Below are the records; collect from them each line containing the string "excl".

○ ○ ○ ○ ○ ○ ○

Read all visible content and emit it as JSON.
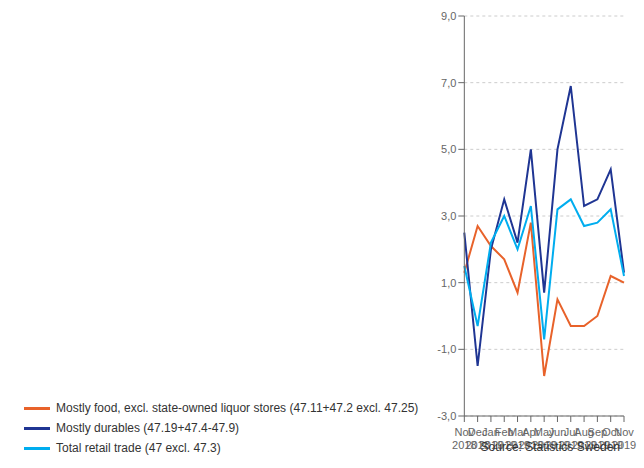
{
  "chart_data": {
    "type": "line",
    "categories": [
      "Nov\n2018",
      "Dec\n2018",
      "Jan\n2019",
      "Feb\n2019",
      "Mar\n2019",
      "Apr\n2019",
      "May\n2019",
      "Jun\n2019",
      "Jul\n2019",
      "Aug\n2019",
      "Sep\n2019",
      "Oct\n2019",
      "Nov\n2019"
    ],
    "series": [
      {
        "name": "Mostly food, excl. state-owned liquor stores (47.11+47.2 excl. 47.25)",
        "color": "#E8622A",
        "values": [
          1.3,
          2.7,
          2.1,
          1.7,
          0.7,
          2.8,
          -1.8,
          0.5,
          -0.3,
          -0.3,
          0.0,
          1.2,
          1.0
        ]
      },
      {
        "name": "Mostly durables (47.19+47.4-47.9)",
        "color": "#1F3593",
        "values": [
          2.5,
          -1.5,
          2.0,
          3.5,
          2.2,
          5.0,
          0.7,
          5.0,
          6.9,
          3.3,
          3.5,
          4.4,
          1.3
        ]
      },
      {
        "name": "Total retail trade (47 excl. 47.3)",
        "color": "#00ADEF",
        "values": [
          1.5,
          -0.3,
          2.2,
          3.0,
          2.0,
          3.3,
          -0.7,
          3.2,
          3.5,
          2.7,
          2.8,
          3.2,
          1.2
        ]
      }
    ],
    "ylim": [
      -3.0,
      9.0
    ],
    "yticks": [
      {
        "value": -3.0,
        "label": "-3,0"
      },
      {
        "value": -1.0,
        "label": "-1,0"
      },
      {
        "value": 1.0,
        "label": "1,0"
      },
      {
        "value": 3.0,
        "label": "3,0"
      },
      {
        "value": 5.0,
        "label": "5,0"
      },
      {
        "value": 7.0,
        "label": "7,0"
      },
      {
        "value": 9.0,
        "label": "9,0"
      }
    ],
    "grid": true,
    "legend": "bottom",
    "annotations": [
      "Source: Statistics Sweden"
    ]
  }
}
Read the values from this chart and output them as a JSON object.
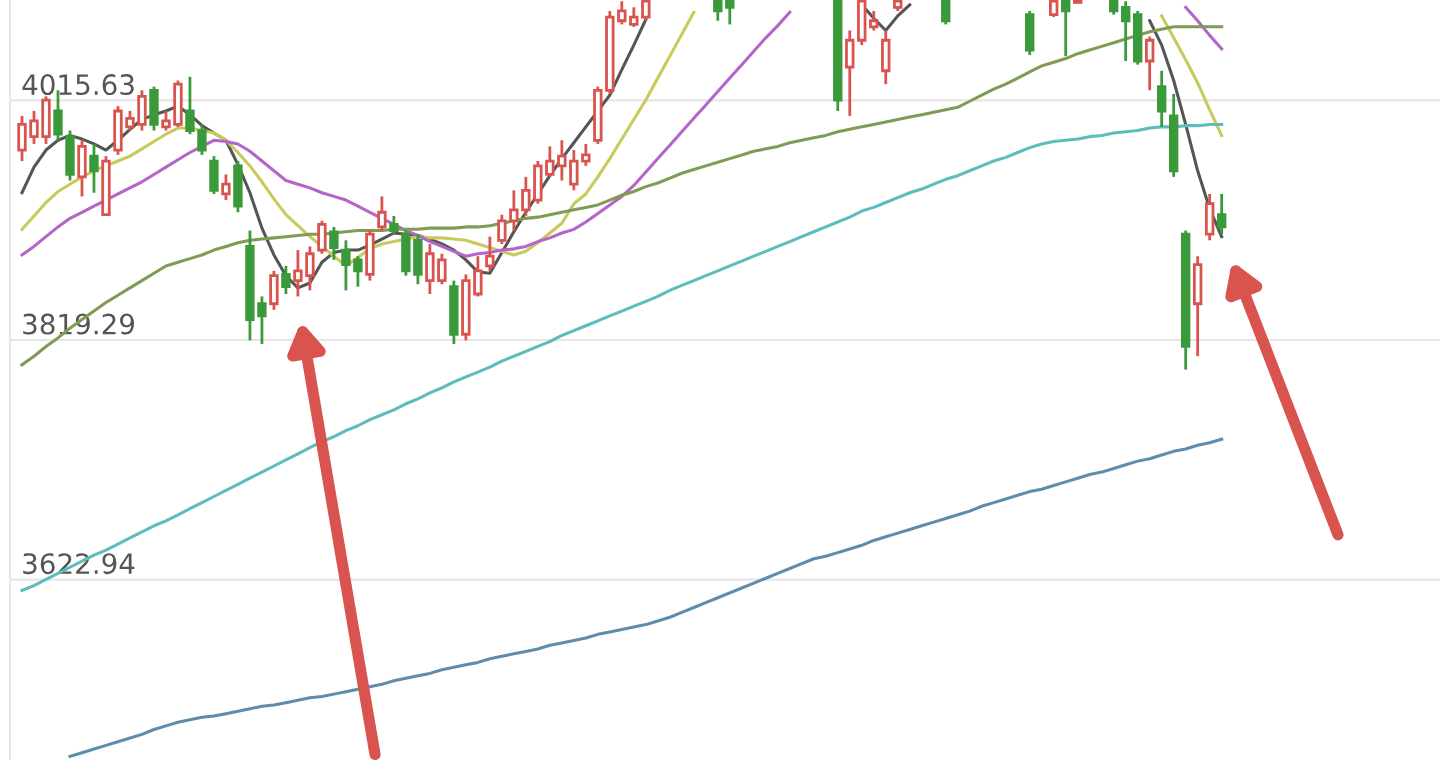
{
  "chart_data": {
    "type": "candlestick",
    "categories": [
      null,
      null,
      null,
      null,
      null,
      null,
      null,
      null,
      null,
      null,
      null,
      null,
      null,
      null,
      null,
      null,
      null,
      null,
      null,
      null,
      null,
      null,
      null,
      null,
      null,
      null,
      null,
      null,
      null,
      null,
      null,
      null,
      null,
      null,
      null,
      null,
      null,
      null,
      null,
      null,
      null,
      null,
      null,
      null,
      null,
      null,
      null,
      null,
      null,
      null,
      null,
      null,
      null,
      null,
      null,
      null,
      null,
      null,
      null,
      null,
      null,
      null,
      null,
      null,
      null,
      null,
      null,
      null,
      null,
      null,
      null,
      null,
      null,
      null,
      null,
      null,
      null,
      null,
      null,
      null,
      null,
      null,
      null,
      null,
      null,
      null,
      null,
      null,
      null,
      null,
      null,
      null,
      null,
      null,
      null,
      null,
      null,
      null,
      null,
      null,
      null
    ],
    "colors": [
      "#d9534f",
      "#d9534f",
      "#d9534f",
      "#3a9a3a",
      "#3a9a3a",
      "#d9534f",
      "#3a9a3a",
      "#d9534f",
      "#d9534f",
      "#d9534f",
      "#d9534f",
      "#3a9a3a",
      "#d9534f",
      "#d9534f",
      "#3a9a3a",
      "#3a9a3a",
      "#3a9a3a",
      "#d9534f",
      "#3a9a3a",
      "#3a9a3a",
      "#3a9a3a",
      "#d9534f",
      "#3a9a3a",
      "#d9534f",
      "#d9534f",
      "#d9534f",
      "#3a9a3a",
      "#3a9a3a",
      "#3a9a3a",
      "#d9534f",
      "#d9534f",
      "#3a9a3a",
      "#3a9a3a",
      "#3a9a3a",
      "#d9534f",
      "#d9534f",
      "#3a9a3a",
      "#d9534f",
      "#d9534f",
      "#d9534f",
      "#d9534f",
      "#d9534f",
      "#d9534f",
      "#d9534f",
      "#d9534f",
      "#d9534f",
      "#d9534f",
      "#d9534f",
      "#d9534f",
      "#d9534f",
      "#d9534f",
      "#d9534f",
      "#d9534f",
      null,
      null,
      null,
      null,
      null,
      "#3a9a3a",
      "#3a9a3a",
      null,
      null,
      null,
      null,
      null,
      null,
      null,
      null,
      "#3a9a3a",
      "#d9534f",
      "#d9534f",
      "#d9534f",
      "#d9534f",
      "#d9534f",
      null,
      null,
      null,
      "#3a9a3a",
      null,
      null,
      null,
      null,
      null,
      null,
      "#3a9a3a",
      null,
      "#d9534f",
      "#3a9a3a",
      "#d9534f",
      null,
      null,
      "#3a9a3a",
      "#3a9a3a",
      "#3a9a3a",
      "#d9534f",
      "#3a9a3a",
      "#3a9a3a",
      "#3a9a3a",
      "#d9534f",
      "#d9534f",
      "#3a9a3a"
    ],
    "ohlc": [
      [
        3975,
        4003,
        3966,
        3996
      ],
      [
        3986,
        4007,
        3980,
        3999
      ],
      [
        3986,
        4019,
        3980,
        4016
      ],
      [
        4007,
        4024,
        3983,
        3988
      ],
      [
        3986,
        3991,
        3950,
        3955
      ],
      [
        3953,
        3983,
        3937,
        3978
      ],
      [
        3970,
        3980,
        3940,
        3958
      ],
      [
        3922,
        3970,
        3921,
        3966
      ],
      [
        3975,
        4011,
        3971,
        4007
      ],
      [
        3994,
        4007,
        3991,
        4001
      ],
      [
        3996,
        4024,
        3991,
        4019
      ],
      [
        4024,
        4027,
        3991,
        3996
      ],
      [
        3994,
        4007,
        3991,
        3999
      ],
      [
        3996,
        4032,
        3994,
        4029
      ],
      [
        4007,
        4035,
        3988,
        3991
      ],
      [
        3991,
        3996,
        3971,
        3975
      ],
      [
        3966,
        3970,
        3939,
        3942
      ],
      [
        3939,
        3955,
        3934,
        3947
      ],
      [
        3962,
        3966,
        3924,
        3929
      ],
      [
        3896,
        3909,
        3819,
        3836
      ],
      [
        3849,
        3855,
        3816,
        3839
      ],
      [
        3849,
        3876,
        3844,
        3872
      ],
      [
        3873,
        3880,
        3857,
        3863
      ],
      [
        3868,
        3893,
        3855,
        3876
      ],
      [
        3872,
        3896,
        3860,
        3890
      ],
      [
        3893,
        3917,
        3890,
        3914
      ],
      [
        3908,
        3912,
        3885,
        3895
      ],
      [
        3893,
        3901,
        3860,
        3881
      ],
      [
        3885,
        3888,
        3863,
        3876
      ],
      [
        3873,
        3909,
        3868,
        3906
      ],
      [
        3912,
        3937,
        3909,
        3924
      ],
      [
        3914,
        3921,
        3906,
        3909
      ],
      [
        3906,
        3909,
        3872,
        3876
      ],
      [
        3901,
        3906,
        3865,
        3873
      ],
      [
        3868,
        3898,
        3857,
        3890
      ],
      [
        3868,
        3890,
        3865,
        3885
      ],
      [
        3863,
        3868,
        3816,
        3824
      ],
      [
        3824,
        3873,
        3819,
        3868
      ],
      [
        3857,
        3888,
        3855,
        3876
      ],
      [
        3880,
        3904,
        3876,
        3888
      ],
      [
        3901,
        3922,
        3898,
        3917
      ],
      [
        3917,
        3942,
        3909,
        3926
      ],
      [
        3926,
        3953,
        3921,
        3942
      ],
      [
        3934,
        3966,
        3931,
        3962
      ],
      [
        3955,
        3978,
        3953,
        3966
      ],
      [
        3962,
        3983,
        3950,
        3970
      ],
      [
        3947,
        3975,
        3942,
        3966
      ],
      [
        3966,
        3980,
        3962,
        3971
      ],
      [
        3983,
        4027,
        3980,
        4024
      ],
      [
        4024,
        4089,
        4021,
        4084
      ],
      [
        4081,
        4097,
        4078,
        4089
      ],
      [
        4078,
        4092,
        4076,
        4084
      ],
      [
        4084,
        4097,
        4081,
        4097
      ],
      null,
      null,
      null,
      null,
      null,
      [
        4097,
        4097,
        4081,
        4089
      ],
      [
        4097,
        4097,
        4078,
        4092
      ],
      null,
      null,
      null,
      null,
      null,
      null,
      null,
      null,
      [
        4097,
        4097,
        4007,
        4016
      ],
      [
        4043,
        4073,
        4003,
        4065
      ],
      [
        4065,
        4097,
        4061,
        4097
      ],
      [
        4076,
        4089,
        4073,
        4081
      ],
      [
        4040,
        4073,
        4029,
        4065
      ],
      [
        4092,
        4097,
        4089,
        4097
      ],
      null,
      null,
      null,
      [
        4097,
        4097,
        4078,
        4081
      ],
      null,
      null,
      null,
      null,
      null,
      null,
      [
        4086,
        4089,
        4053,
        4057
      ],
      null,
      [
        4086,
        4097,
        4084,
        4097
      ],
      [
        4097,
        4097,
        4052,
        4089
      ],
      [
        4096,
        4097,
        4096,
        4097
      ],
      null,
      null,
      [
        4097,
        4097,
        4086,
        4089
      ],
      [
        4092,
        4097,
        4048,
        4081
      ],
      [
        4086,
        4089,
        4045,
        4048
      ],
      [
        4048,
        4068,
        4024,
        4065
      ],
      [
        4027,
        4040,
        3994,
        4007
      ],
      [
        4003,
        4021,
        3953,
        3958
      ],
      [
        3906,
        3909,
        3795,
        3814
      ],
      [
        3849,
        3888,
        3806,
        3881
      ],
      [
        3906,
        3939,
        3901,
        3931
      ],
      [
        3922,
        3939,
        3906,
        3912
      ]
    ],
    "series": [
      {
        "type": "line",
        "color": "#555555",
        "values": [
          3940,
          3961,
          3975,
          3983,
          3987,
          3984,
          3980,
          3975,
          3983,
          3992,
          4000,
          4004,
          4007,
          4011,
          4004,
          3995,
          3989,
          3983,
          3963,
          3940,
          3911,
          3889,
          3872,
          3862,
          3866,
          3883,
          3891,
          3893,
          3893,
          3897,
          3902,
          3907,
          3906,
          3905,
          3902,
          3898,
          3893,
          3885,
          3875,
          3874,
          3891,
          3908,
          3924,
          3939,
          3954,
          3968,
          3981,
          3994,
          4007,
          4020,
          4041,
          4061,
          4082,
          null,
          null,
          null,
          null,
          null,
          null,
          null,
          null,
          null,
          null,
          null,
          null,
          null,
          null,
          null,
          null,
          null,
          4094,
          4083,
          4073,
          4085,
          4094,
          null,
          null,
          null,
          null,
          null,
          null,
          null,
          null,
          null,
          null,
          null,
          null,
          null,
          null,
          null,
          null,
          null,
          null,
          null,
          4081,
          4061,
          4032,
          3996,
          3958,
          3927,
          3904
        ]
      },
      {
        "type": "line",
        "color": "#c9c95c",
        "values": [
          3910,
          3921,
          3932,
          3941,
          3947,
          3953,
          3958,
          3962,
          3966,
          3970,
          3976,
          3982,
          3988,
          3993,
          3993,
          3991,
          3989,
          3983,
          3973,
          3962,
          3949,
          3935,
          3922,
          3913,
          3904,
          3896,
          3888,
          3880,
          3887,
          3894,
          3898,
          3900,
          3902,
          3904,
          3903,
          3903,
          3902,
          3901,
          3898,
          3895,
          3892,
          3889,
          3892,
          3899,
          3907,
          3915,
          3931,
          3939,
          3953,
          3968,
          3984,
          4000,
          4016,
          4034,
          4052,
          4070,
          4088,
          null,
          null,
          null,
          null,
          null,
          null,
          null,
          null,
          null,
          null,
          null,
          null,
          null,
          null,
          null,
          null,
          null,
          null,
          null,
          null,
          null,
          null,
          null,
          null,
          null,
          null,
          null,
          null,
          null,
          null,
          null,
          null,
          null,
          null,
          null,
          null,
          null,
          null,
          4085,
          4067,
          4049,
          4030,
          4008,
          3987
        ]
      },
      {
        "type": "line",
        "color": "#b565c9",
        "values": [
          3889,
          3896,
          3904,
          3912,
          3919,
          3924,
          3929,
          3934,
          3939,
          3944,
          3949,
          3955,
          3961,
          3967,
          3973,
          3978,
          3983,
          3982,
          3980,
          3974,
          3966,
          3958,
          3950,
          3947,
          3944,
          3940,
          3937,
          3934,
          3929,
          3924,
          3919,
          3914,
          3909,
          3905,
          3900,
          3896,
          3892,
          3888,
          3890,
          3891,
          3893,
          3894,
          3896,
          3900,
          3903,
          3907,
          3910,
          3916,
          3923,
          3930,
          3937,
          3946,
          3957,
          3968,
          3979,
          3990,
          4001,
          4012,
          4023,
          4034,
          4045,
          4056,
          4067,
          4077,
          4088,
          null,
          null,
          null,
          null,
          null,
          null,
          null,
          null,
          null,
          null,
          null,
          null,
          null,
          null,
          null,
          null,
          null,
          null,
          null,
          null,
          null,
          null,
          null,
          null,
          null,
          null,
          null,
          null,
          null,
          null,
          null,
          null,
          4092,
          4081,
          4069,
          4058
        ]
      },
      {
        "type": "line",
        "color": "#7e9c55",
        "values": [
          3799,
          3806,
          3814,
          3821,
          3829,
          3836,
          3843,
          3850,
          3856,
          3862,
          3868,
          3874,
          3880,
          3883,
          3886,
          3889,
          3893,
          3896,
          3899,
          3901,
          3902,
          3903,
          3904,
          3905,
          3906,
          3906,
          3907,
          3908,
          3909,
          3909,
          3909,
          3910,
          3910,
          3910,
          3911,
          3911,
          3911,
          3912,
          3912,
          3913,
          3915,
          3917,
          3919,
          3920,
          3922,
          3924,
          3926,
          3928,
          3930,
          3934,
          3938,
          3941,
          3945,
          3948,
          3952,
          3956,
          3959,
          3962,
          3965,
          3968,
          3971,
          3974,
          3976,
          3978,
          3981,
          3983,
          3985,
          3987,
          3990,
          3992,
          3994,
          3996,
          3998,
          4000,
          4002,
          4004,
          4006,
          4008,
          4010,
          4015,
          4020,
          4025,
          4029,
          4034,
          4039,
          4044,
          4047,
          4050,
          4054,
          4057,
          4060,
          4063,
          4066,
          4069,
          4072,
          4074,
          4076,
          4076,
          4076,
          4076,
          4076
        ]
      },
      {
        "type": "line",
        "color": "#5dbdbd",
        "values": [
          3614,
          3618,
          3623,
          3628,
          3633,
          3638,
          3643,
          3647,
          3652,
          3657,
          3662,
          3667,
          3671,
          3676,
          3681,
          3686,
          3691,
          3696,
          3701,
          3706,
          3711,
          3716,
          3721,
          3726,
          3731,
          3736,
          3740,
          3745,
          3749,
          3754,
          3758,
          3762,
          3767,
          3771,
          3776,
          3780,
          3785,
          3789,
          3793,
          3797,
          3802,
          3806,
          3810,
          3814,
          3818,
          3823,
          3827,
          3831,
          3835,
          3839,
          3843,
          3847,
          3851,
          3855,
          3860,
          3864,
          3868,
          3872,
          3876,
          3880,
          3884,
          3888,
          3892,
          3896,
          3900,
          3904,
          3908,
          3912,
          3916,
          3920,
          3925,
          3928,
          3932,
          3936,
          3940,
          3943,
          3947,
          3951,
          3954,
          3958,
          3962,
          3966,
          3969,
          3973,
          3977,
          3980,
          3982,
          3983,
          3984,
          3986,
          3987,
          3989,
          3990,
          3991,
          3993,
          3994,
          3994,
          3995,
          3995,
          3996,
          3996
        ]
      },
      {
        "type": "line",
        "color": "#5f8cab",
        "values": [
          null,
          null,
          null,
          null,
          3478,
          3481,
          3484,
          3487,
          3490,
          3493,
          3496,
          3500,
          3503,
          3506,
          3508,
          3510,
          3511,
          3513,
          3515,
          3517,
          3519,
          3520,
          3522,
          3524,
          3526,
          3527,
          3529,
          3531,
          3533,
          3535,
          3537,
          3540,
          3542,
          3544,
          3546,
          3549,
          3551,
          3553,
          3555,
          3558,
          3560,
          3562,
          3564,
          3566,
          3569,
          3571,
          3573,
          3575,
          3578,
          3580,
          3582,
          3584,
          3586,
          3589,
          3592,
          3596,
          3600,
          3604,
          3608,
          3612,
          3616,
          3620,
          3624,
          3628,
          3632,
          3636,
          3640,
          3642,
          3645,
          3648,
          3651,
          3655,
          3658,
          3661,
          3664,
          3667,
          3670,
          3673,
          3676,
          3679,
          3683,
          3686,
          3689,
          3692,
          3695,
          3697,
          3700,
          3703,
          3706,
          3709,
          3711,
          3714,
          3717,
          3720,
          3722,
          3725,
          3728,
          3730,
          3733,
          3735,
          3738
        ]
      }
    ],
    "ylim": [
      3475,
      4098
    ],
    "yticks": [
      4015.63,
      3819.29,
      3622.94
    ],
    "grid": "y"
  }
}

○ ○ ○ ○ ○ ○ ○

Solution for this task
        "name": "Mostly food, excl. state-owned liquor stores (47.11+47.2 excl. 47.25)",
        "name": "Total retail trade (47 excl. 47.3)",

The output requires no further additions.